[Stored data]

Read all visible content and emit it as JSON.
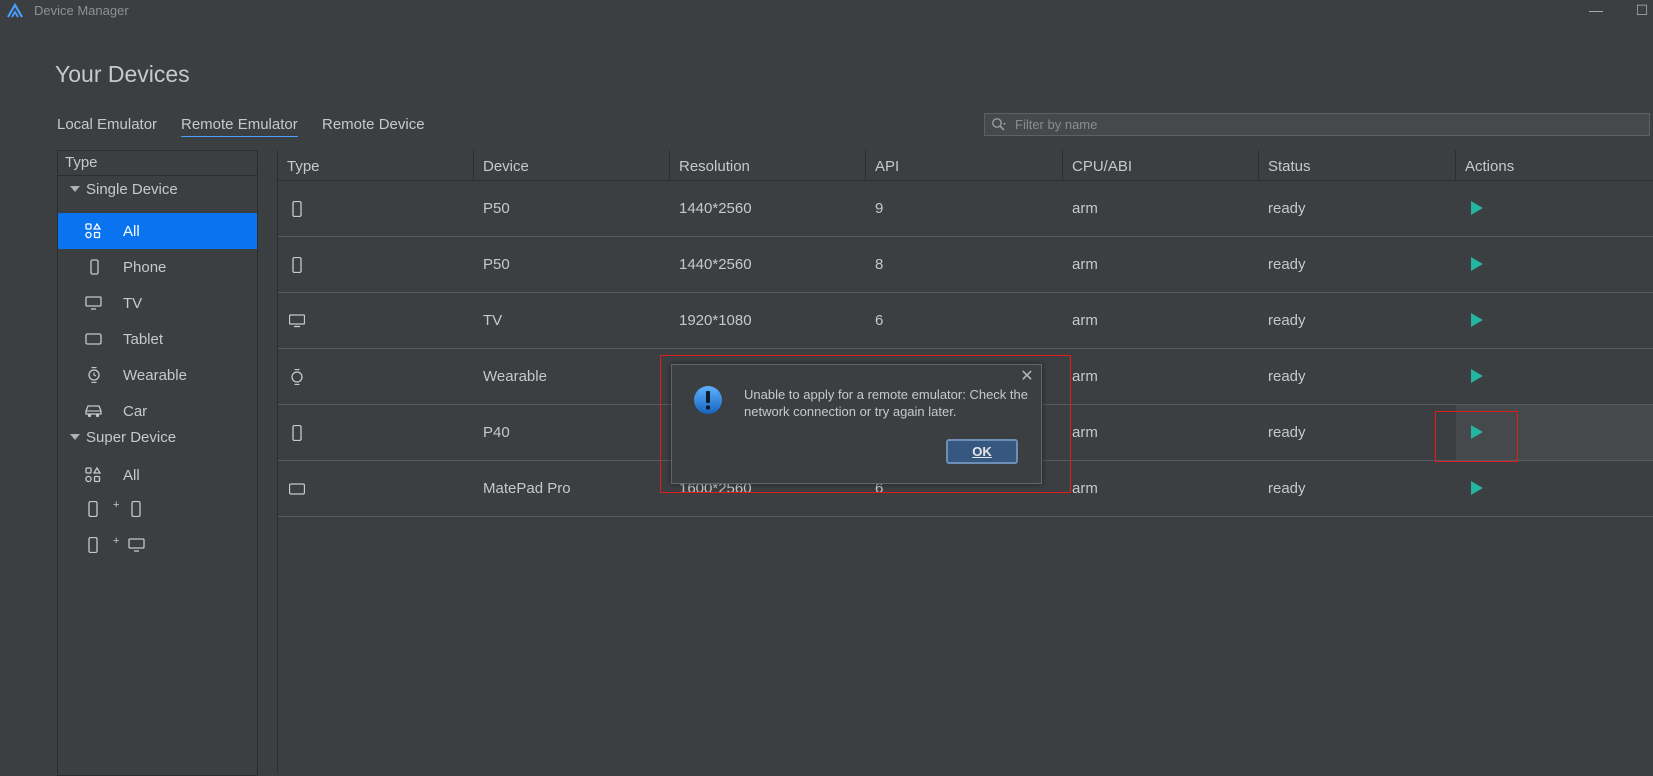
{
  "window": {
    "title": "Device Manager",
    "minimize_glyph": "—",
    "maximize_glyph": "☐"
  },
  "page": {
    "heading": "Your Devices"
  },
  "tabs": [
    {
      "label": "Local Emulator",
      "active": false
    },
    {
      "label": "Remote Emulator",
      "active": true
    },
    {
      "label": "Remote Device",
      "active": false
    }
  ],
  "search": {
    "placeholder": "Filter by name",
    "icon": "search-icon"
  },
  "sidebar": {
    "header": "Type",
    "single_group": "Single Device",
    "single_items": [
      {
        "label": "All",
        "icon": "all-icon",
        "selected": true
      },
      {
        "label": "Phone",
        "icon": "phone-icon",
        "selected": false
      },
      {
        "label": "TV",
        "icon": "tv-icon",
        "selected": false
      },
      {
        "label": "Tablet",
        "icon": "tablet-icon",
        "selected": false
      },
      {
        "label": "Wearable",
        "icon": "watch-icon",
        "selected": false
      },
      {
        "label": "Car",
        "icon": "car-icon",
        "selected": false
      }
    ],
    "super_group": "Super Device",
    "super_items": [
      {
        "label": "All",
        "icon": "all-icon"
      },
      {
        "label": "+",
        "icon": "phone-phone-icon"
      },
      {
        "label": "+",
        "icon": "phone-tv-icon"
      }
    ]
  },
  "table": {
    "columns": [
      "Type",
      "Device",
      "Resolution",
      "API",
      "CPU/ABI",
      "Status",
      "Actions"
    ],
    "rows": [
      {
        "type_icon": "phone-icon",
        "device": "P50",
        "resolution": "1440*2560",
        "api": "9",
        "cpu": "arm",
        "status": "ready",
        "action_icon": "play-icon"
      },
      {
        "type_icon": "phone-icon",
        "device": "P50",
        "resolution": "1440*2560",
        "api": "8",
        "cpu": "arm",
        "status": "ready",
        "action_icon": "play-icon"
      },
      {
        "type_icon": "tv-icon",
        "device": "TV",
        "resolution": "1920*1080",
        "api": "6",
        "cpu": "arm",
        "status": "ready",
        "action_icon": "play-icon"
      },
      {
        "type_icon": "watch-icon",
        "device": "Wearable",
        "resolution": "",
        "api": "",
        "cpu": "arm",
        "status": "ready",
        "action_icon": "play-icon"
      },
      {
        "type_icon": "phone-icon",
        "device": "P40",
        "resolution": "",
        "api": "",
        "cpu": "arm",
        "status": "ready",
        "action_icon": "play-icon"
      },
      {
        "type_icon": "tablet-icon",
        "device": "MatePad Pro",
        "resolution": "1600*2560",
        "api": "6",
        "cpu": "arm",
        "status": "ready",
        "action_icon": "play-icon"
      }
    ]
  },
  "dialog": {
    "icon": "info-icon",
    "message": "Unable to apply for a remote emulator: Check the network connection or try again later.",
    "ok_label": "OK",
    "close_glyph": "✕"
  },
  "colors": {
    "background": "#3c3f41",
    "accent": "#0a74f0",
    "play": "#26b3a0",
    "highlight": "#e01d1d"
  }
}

Prompt: Each entry above should be reproduced exactly, with the pictures removed.

Answer:
Read all visible content and emit it as JSON.
{
  "window": {
    "title": "Device Manager",
    "minimize_glyph": "—",
    "maximize_glyph": "☐"
  },
  "page": {
    "heading": "Your Devices"
  },
  "tabs": [
    {
      "label": "Local Emulator",
      "active": false
    },
    {
      "label": "Remote Emulator",
      "active": true
    },
    {
      "label": "Remote Device",
      "active": false
    }
  ],
  "search": {
    "placeholder": "Filter by name",
    "icon": "search-icon"
  },
  "sidebar": {
    "header": "Type",
    "single_group": "Single Device",
    "single_items": [
      {
        "label": "All",
        "icon": "all-icon",
        "selected": true
      },
      {
        "label": "Phone",
        "icon": "phone-icon",
        "selected": false
      },
      {
        "label": "TV",
        "icon": "tv-icon",
        "selected": false
      },
      {
        "label": "Tablet",
        "icon": "tablet-icon",
        "selected": false
      },
      {
        "label": "Wearable",
        "icon": "watch-icon",
        "selected": false
      },
      {
        "label": "Car",
        "icon": "car-icon",
        "selected": false
      }
    ],
    "super_group": "Super Device",
    "super_items": [
      {
        "label": "All",
        "icon": "all-icon"
      },
      {
        "label": "+",
        "icon": "phone-phone-icon"
      },
      {
        "label": "+",
        "icon": "phone-tv-icon"
      }
    ]
  },
  "table": {
    "columns": [
      "Type",
      "Device",
      "Resolution",
      "API",
      "CPU/ABI",
      "Status",
      "Actions"
    ],
    "rows": [
      {
        "type_icon": "phone-icon",
        "device": "P50",
        "resolution": "1440*2560",
        "api": "9",
        "cpu": "arm",
        "status": "ready",
        "action_icon": "play-icon"
      },
      {
        "type_icon": "phone-icon",
        "device": "P50",
        "resolution": "1440*2560",
        "api": "8",
        "cpu": "arm",
        "status": "ready",
        "action_icon": "play-icon"
      },
      {
        "type_icon": "tv-icon",
        "device": "TV",
        "resolution": "1920*1080",
        "api": "6",
        "cpu": "arm",
        "status": "ready",
        "action_icon": "play-icon"
      },
      {
        "type_icon": "watch-icon",
        "device": "Wearable",
        "resolution": "",
        "api": "",
        "cpu": "arm",
        "status": "ready",
        "action_icon": "play-icon"
      },
      {
        "type_icon": "phone-icon",
        "device": "P40",
        "resolution": "",
        "api": "",
        "cpu": "arm",
        "status": "ready",
        "action_icon": "play-icon"
      },
      {
        "type_icon": "tablet-icon",
        "device": "MatePad Pro",
        "resolution": "1600*2560",
        "api": "6",
        "cpu": "arm",
        "status": "ready",
        "action_icon": "play-icon"
      }
    ]
  },
  "dialog": {
    "icon": "info-icon",
    "message": "Unable to apply for a remote emulator: Check the network connection or try again later.",
    "ok_label": "OK",
    "close_glyph": "✕"
  },
  "colors": {
    "background": "#3c3f41",
    "accent": "#0a74f0",
    "play": "#26b3a0",
    "highlight": "#e01d1d"
  }
}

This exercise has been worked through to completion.